◆ PROBLEM DETAILS ◆
From the entries below, copy every line where the string "this" appears.

[A run of records]
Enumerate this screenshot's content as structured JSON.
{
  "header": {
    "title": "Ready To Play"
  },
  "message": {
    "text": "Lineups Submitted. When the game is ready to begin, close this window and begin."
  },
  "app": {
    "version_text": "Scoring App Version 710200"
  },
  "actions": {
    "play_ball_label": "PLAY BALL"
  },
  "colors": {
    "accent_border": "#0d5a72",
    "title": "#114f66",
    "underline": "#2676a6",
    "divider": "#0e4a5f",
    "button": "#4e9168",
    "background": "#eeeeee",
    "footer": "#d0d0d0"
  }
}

◆ TASK OUTPUT ◆
Enumerate this screenshot's content as structured JSON.
    "text": "Lineups Submitted. When the game is ready to begin, close this window and begin."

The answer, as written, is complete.